- _SHORT EXERCISE_
Transcribe every entry below word for word, but skip the pictures.

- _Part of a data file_
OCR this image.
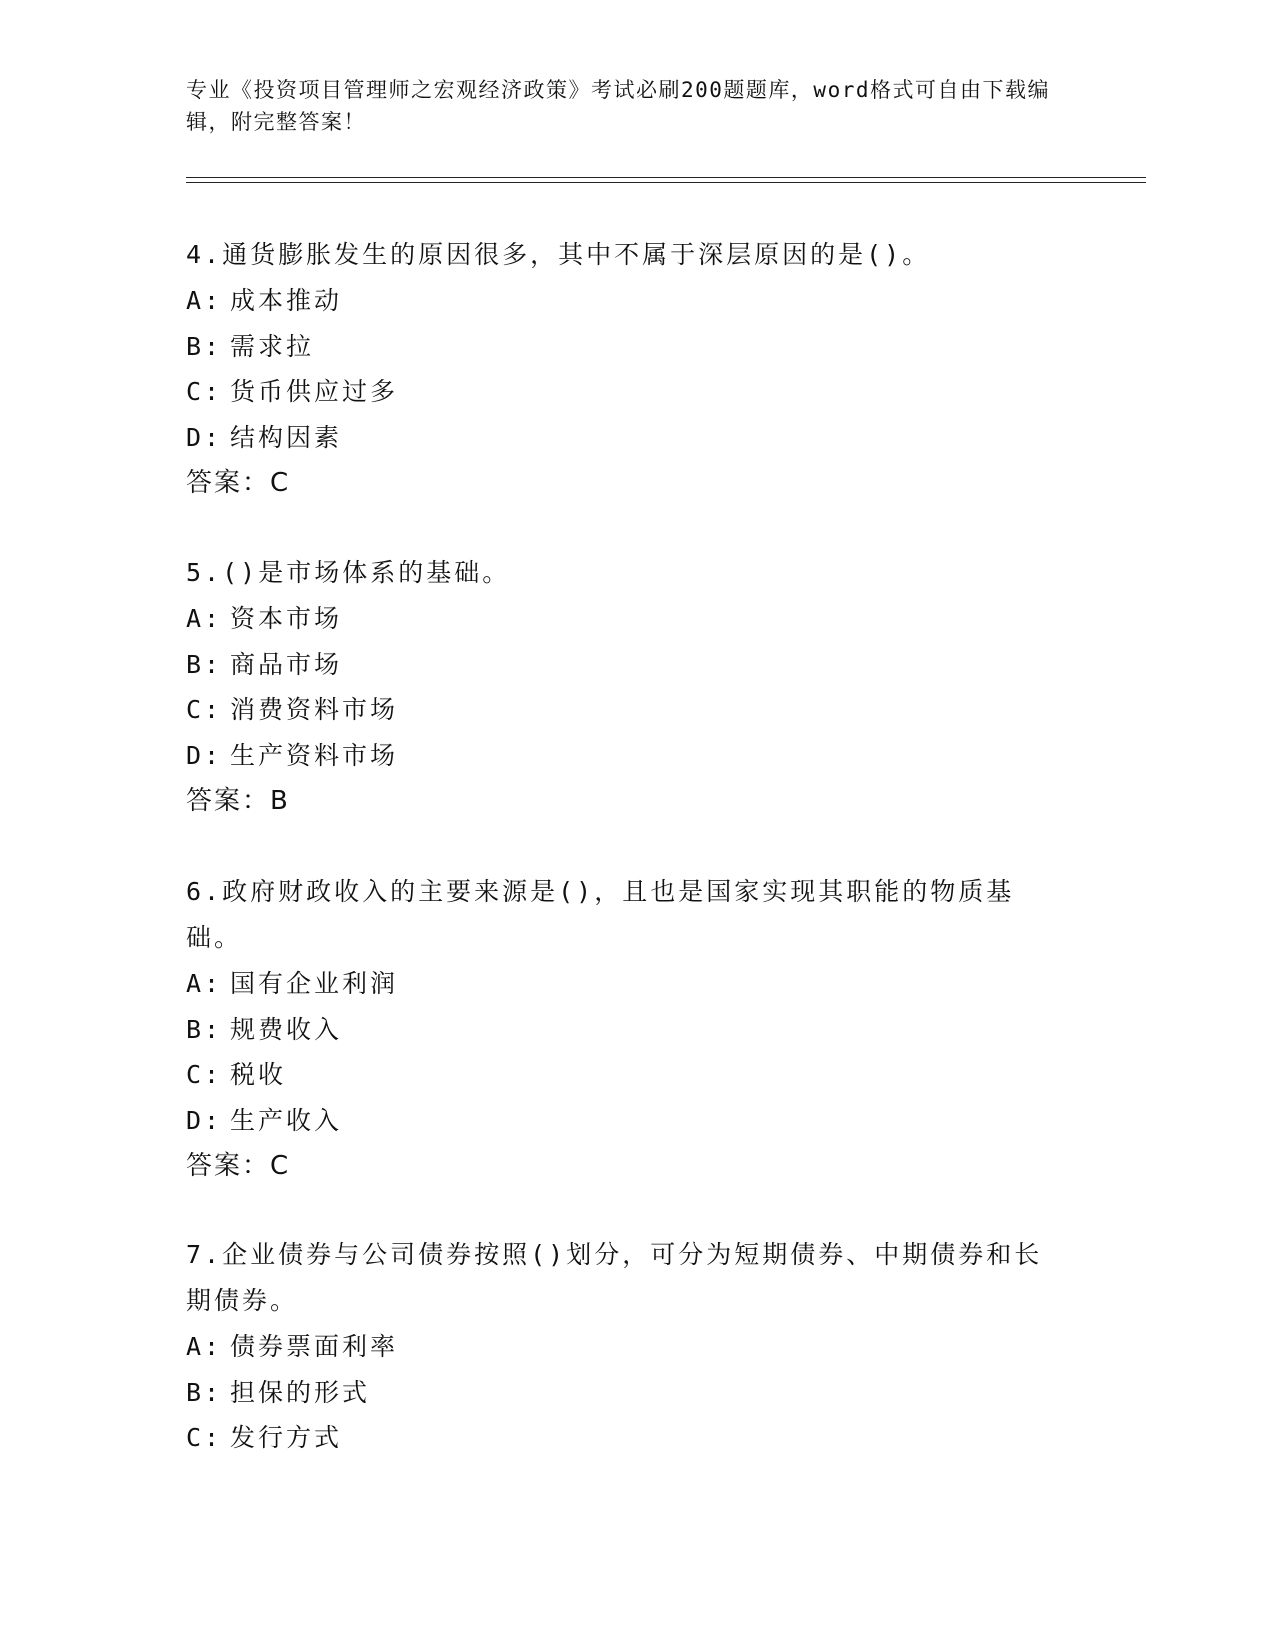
专业《投资项目管理师之宏观经济政策》考试必刷200题题库，word格式可自由下载编辑，附完整答案！

4.通货膨胀发生的原因很多，其中不属于深层原因的是()。

A: 成本推动

B: 需求拉

C: 货币供应过多

D: 结构因素

答案：C

5.()是市场体系的基础。

A: 资本市场

B: 商品市场

C: 消费资料市场

D: 生产资料市场

答案：B

6.政府财政收入的主要来源是()，且也是国家实现其职能的物质基础。

A: 国有企业利润

B: 规费收入

C: 税收

D: 生产收入

答案：C

7.企业债券与公司债券按照()划分，可分为短期债券、中期债券和长期债券。

A: 债券票面利率

B: 担保的形式

C: 发行方式
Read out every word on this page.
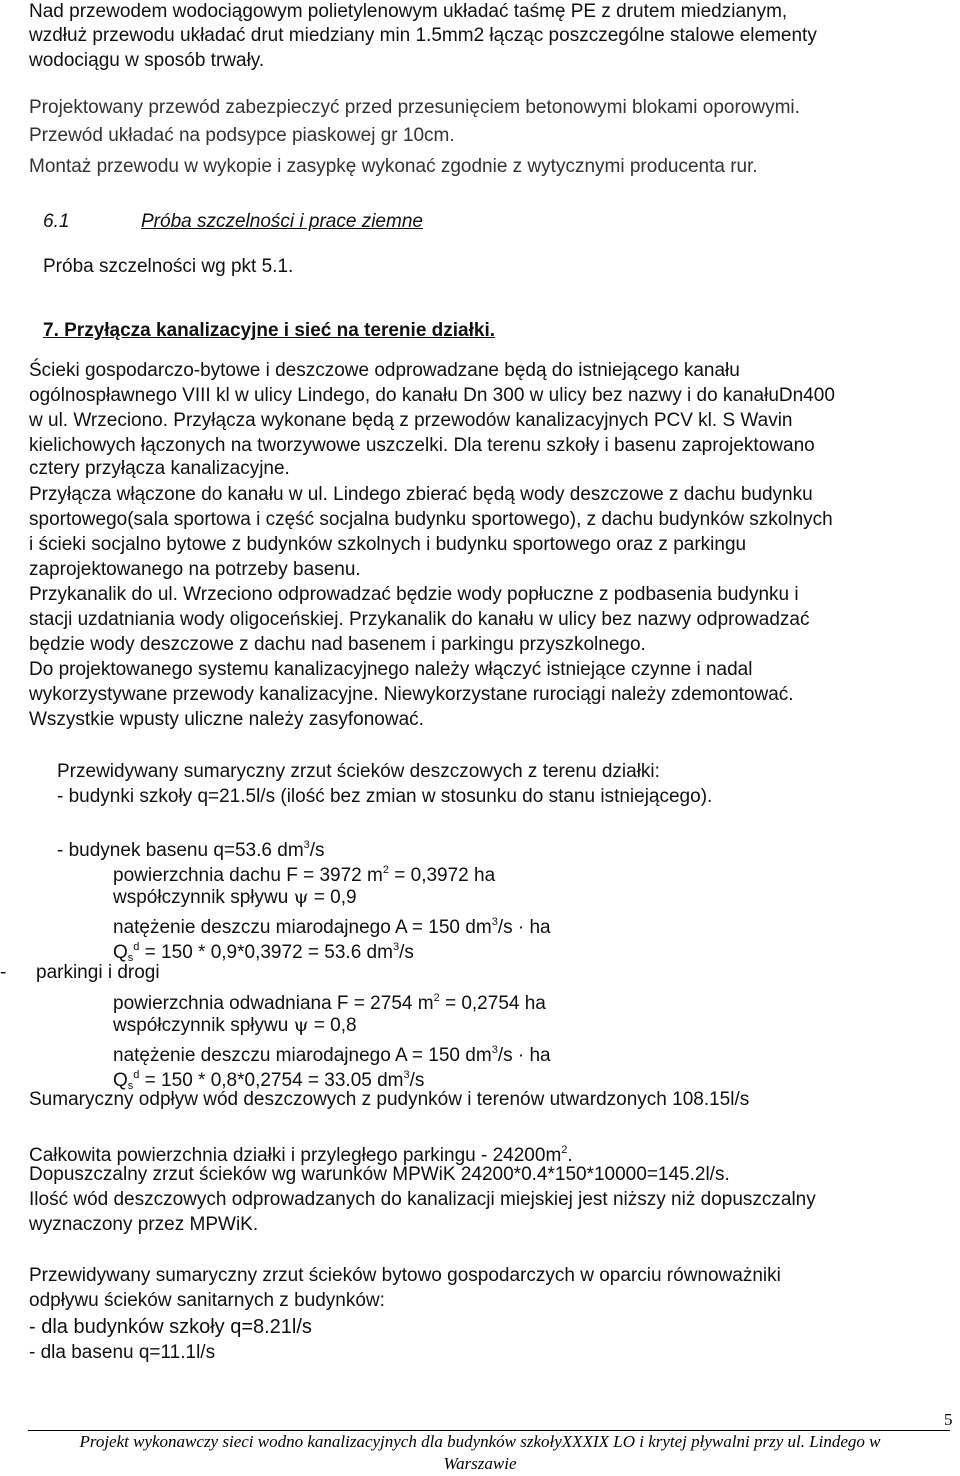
Nad przewodem wodociągowym polietylenowym układać taśmę PE z drutem miedzianym,
wzdłuż przewodu układać drut miedziany min 1.5mm2 łącząc poszczególne stalowe elementy
wodociągu w sposób trwały.
Projektowany przewód zabezpieczyć przed przesunięciem betonowymi blokami oporowymi.
Przewód układać na podsypce piaskowej gr 10cm.
Montaż przewodu w wykopie i zasypkę wykonać zgodnie z wytycznymi producenta rur.
6.1	Próba szczelności i prace ziemne
Próba szczelności wg pkt 5.1.
7. Przyłącza kanalizacyjne i sieć na terenie działki.
Ścieki gospodarczo-bytowe i deszczowe odprowadzane będą do istniejącego kanału
ogólnospławnego VIII kl w ulicy Lindego, do kanału Dn 300 w ulicy bez nazwy i do kanałuDn400
w ul. Wrzeciono. Przyłącza wykonane będą z przewodów kanalizacyjnych PCV kl. S Wavin
kielichowych łączonych na tworzywowe uszczelki. Dla terenu szkoły i basenu zaprojektowano
cztery przyłącza kanalizacyjne.
Przyłącza włączone do kanału w ul. Lindego zbierać będą wody deszczowe z dachu budynku
sportowego(sala sportowa i część socjalna budynku sportowego), z dachu budynków szkolnych
i ścieki socjalno bytowe z budynków szkolnych i budynku sportowego oraz z parkingu
zaprojektowanego na potrzeby basenu.
Przykanalik do ul. Wrzeciono odprowadzać będzie wody popłuczne z podbasenia budynku i
stacji uzdatniania wody oligoceńskiej. Przykanalik do kanału w ulicy bez nazwy odprowadzać
będzie wody deszczowe z dachu nad basenem i parkingu przyszkolnego.
Do projektowanego systemu kanalizacyjnego należy włączyć istniejące czynne i nadal
wykorzystywane przewody kanalizacyjne. Niewykorzystane rurociągi należy zdemontować.
Wszystkie wpusty uliczne należy zasyfonować.
Przewidywany sumaryczny zrzut ścieków deszczowych z terenu działki:
- budynki szkoły q=21.5l/s (ilość bez zmian w stosunku do stanu istniejącego).
- budynek basenu q=53.6 $dm^3/s$
powierzchnia dachu F = 3972 $m^2 = 0,3972$ ha
współczynnik spływu ψ = 0,9
natężenie deszczu miarodajnego A = 150 $dm^3/s$ · ha
$Q_s^d = 150 * 0,9*0,3972 = 53.6$ $dm^3/s$
- parkingi i drogi
powierzchnia odwadniana F = 2754 $m^2 = 0,2754$ ha
współczynnik spływu ψ = 0,8
natężenie deszczu miarodajnego A = 150 $dm^3/s$ · ha
$Q_s^d = 150 * 0,8*0,2754 = 33.05$ $dm^3/s$
Sumaryczny odpływ wód deszczowych z pudynków i terenów utwardzonych 108.15l/s
Całkowita powierzchnia działki i przyległego parkingu - $24200m^2$.
Dopuszczalny zrzut ścieków wg warunków MPWiK 24200*0.4*150*10000=145.2l/s.
Ilość wód deszczowych odprowadzanych do kanalizacji miejskiej jest niższy niż dopuszczalny
wyznaczony przez MPWiK.
Przewidywany sumaryczny zrzut ścieków bytowo gospodarczych w oparciu równoważniki
odpływu ścieków sanitarnych z budynków:
- dla budynków szkoły q=8.21l/s
- dla basenu q=11.1l/s
5
Projekt wykonawczy sieci wodno kanalizacyjnych dla budynków szkołyXXXIX LO i krytej pływalni przy ul. Lindego w
Warszawie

- _FINISHED ANSWER_
OCR this image.
专业《投资项目管理师之宏观经济政策》考试必刷200题题库，word格式可自由下载编辑，附完整答案！

4.通货膨胀发生的原因很多，其中不属于深层原因的是()。

A: 成本推动

B: 需求拉

C: 货币供应过多

D: 结构因素

答案：C

5.()是市场体系的基础。

A: 资本市场

B: 商品市场

C: 消费资料市场

D: 生产资料市场

答案：B

6.政府财政收入的主要来源是()，且也是国家实现其职能的物质基础。

A: 国有企业利润

B: 规费收入

C: 税收

D: 生产收入

答案：C

7.企业债券与公司债券按照()划分，可分为短期债券、中期债券和长期债券。

A: 债券票面利率

B: 担保的形式

C: 发行方式
Read out every word on this page.
Nad przewodem wodociągowym polietylenowym układać taśmę PE z drutem miedzianym,
wzdłuż przewodu układać drut miedziany min 1.5mm2 łącząc poszczególne stalowe elementy
wodociągu w sposób trwały.
Projektowany przewód zabezpieczyć przed przesunięciem betonowymi blokami oporowymi.
Przewód układać na podsypce piaskowej gr 10cm.
Montaż przewodu w wykopie i zasypkę wykonać zgodnie z wytycznymi producenta rur.
6.1	Próba szczelności i prace ziemne
Próba szczelności wg pkt 5.1.
7. Przyłącza kanalizacyjne i sieć na terenie działki.
Ścieki gospodarczo-bytowe i deszczowe odprowadzane będą do istniejącego kanału
ogólnospławnego VIII kl w ulicy Lindego, do kanału Dn 300 w ulicy bez nazwy i do kanałuDn400
w ul. Wrzeciono. Przyłącza wykonane będą z przewodów kanalizacyjnych PCV kl. S Wavin
kielichowych łączonych na tworzywowe uszczelki. Dla terenu szkoły i basenu zaprojektowano
cztery przyłącza kanalizacyjne.
Przyłącza włączone do kanału w ul. Lindego zbierać będą wody deszczowe z dachu budynku
sportowego(sala sportowa i część socjalna budynku sportowego), z dachu budynków szkolnych
i ścieki socjalno bytowe z budynków szkolnych i budynku sportowego oraz z parkingu
zaprojektowanego na potrzeby basenu.
Przykanalik do ul. Wrzeciono odprowadzać będzie wody popłuczne z podbasenia budynku i
stacji uzdatniania wody oligoceńskiej. Przykanalik do kanału w ulicy bez nazwy odprowadzać
będzie wody deszczowe z dachu nad basenem i parkingu przyszkolnego.
Do projektowanego systemu kanalizacyjnego należy włączyć istniejące czynne i nadal
wykorzystywane przewody kanalizacyjne. Niewykorzystane rurociągi należy zdemontować.
Wszystkie wpusty uliczne należy zasyfonować.
Przewidywany sumaryczny zrzut ścieków deszczowych z terenu działki:
- budynki szkoły q=21.5l/s (ilość bez zmian w stosunku do stanu istniejącego).
- budynek basenu q=53.6 $dm^3/s$
powierzchnia dachu F = 3972 $m^2 = 0,3972$ ha
współczynnik spływu ψ = 0,9
natężenie deszczu miarodajnego A = 150 $dm^3/s$ · ha
$Q_s^d = 150 * 0,9*0,3972 = 53.6$ $dm^3/s$
- parkingi i drogi
powierzchnia odwadniana F = 2754 $m^2 = 0,2754$ ha
współczynnik spływu ψ = 0,8
natężenie deszczu miarodajnego A = 150 $dm^3/s$ · ha
$Q_s^d = 150 * 0,8*0,2754 = 33.05$ $dm^3/s$
Sumaryczny odpływ wód deszczowych z pudynków i terenów utwardzonych 108.15l/s
Całkowita powierzchnia działki i przyległego parkingu - $24200m^2$.
Dopuszczalny zrzut ścieków wg warunków MPWiK 24200*0.4*150*10000=145.2l/s.
Ilość wód deszczowych odprowadzanych do kanalizacji miejskiej jest niższy niż dopuszczalny
wyznaczony przez MPWiK.
Przewidywany sumaryczny zrzut ścieków bytowo gospodarczych w oparciu równoważniki
odpływu ścieków sanitarnych z budynków:
- dla budynków szkoły q=8.21l/s
- dla basenu q=11.1l/s
5
Projekt wykonawczy sieci wodno kanalizacyjnych dla budynków szkołyXXXIX LO i krytej pływalni przy ul. Lindego w
Warszawie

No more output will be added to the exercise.